## RECORDS PROVIDED

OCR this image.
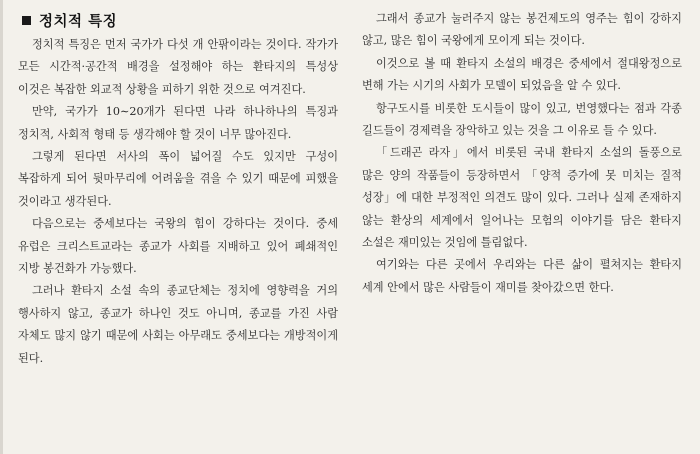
정치적 특징

정치적 특징은 먼저 국가가 다섯 개 안팎이라는 것이다. 작가가 모든 시간적·공간적 배경을 설정해야 하는 환타지의 특성상 이것은 복잡한 외교적 상황을 피하기 위한 것으로 여겨진다.

만약, 국가가 10∼20개가 된다면 나라 하나하나의 특징과 정치적, 사회적 형태 등 생각해야 할 것이 너무 많아진다.

그렇게 된다면 서사의 폭이 넓어질 수도 있지만 구성이 복잡하게 되어 뒷마무리에 어려움을 겪을 수 있기 때문에 피했을 것이라고 생각된다.

다음으로는 중세보다는 국왕의 힘이 강하다는 것이다. 중세 유럽은 크리스트교라는 종교가 사회를 지배하고 있어 폐쇄적인 지방 봉건화가 가능했다.

그러나 환타지 소설 속의 종교단체는 정치에 영향력을 거의 행사하지 않고, 종교가 하나인 것도 아니며, 종교를 가진 사람 자체도 많지 않기 때문에 사회는 아무래도 중세보다는 개방적이게 된다.

그래서 종교가 눌러주지 않는 봉건제도의 영주는 힘이 강하지 않고, 많은 힘이 국왕에게 모이게 되는 것이다.

이것으로 볼 때 환타지 소설의 배경은 중세에서 절대왕정으로 변해 가는 시기의 사회가 모델이 되었음을 알 수 있다.

항구도시를 비롯한 도시들이 많이 있고, 번영했다는 점과 각종 길드들이 경제력을 장악하고 있는 것을 그 이유로 들 수 있다.

「드래곤 라자」에서 비롯된 국내 환타지 소설의 돌풍으로 많은 양의 작품들이 등장하면서 「양적 증가에 못 미치는 질적 성장」에 대한 부정적인 의견도 많이 있다. 그러나 실제 존재하지 않는 환상의 세계에서 일어나는 모험의 이야기를 담은 환타지 소설은 재미있는 것임에 틀림없다.

여기와는 다른 곳에서 우리와는 다른 삶이 펼쳐지는 환타지 세계 안에서 많은 사람들이 재미를 찾아갔으면 한다.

## GIVEN TASK
Read the entries and show each line that mentions "중세보다는".

## EXERCISE RESPONSE
다음으로는 중세보다는 국왕의 힘이 강하다는 것이다. 중세 유럽은 크리스트교라는 종교가 사회를 지배하고 있어 폐쇄적인 지방 봉건화가 가능했다.
그러나 환타지 소설 속의 종교단체는 정치에 영향력을 거의 행사하지 않고, 종교가 하나인 것도 아니며, 종교를 가진 사람 자체도 많지 않기 때문에 사회는 아무래도 중세보다는 개방적이게 된다.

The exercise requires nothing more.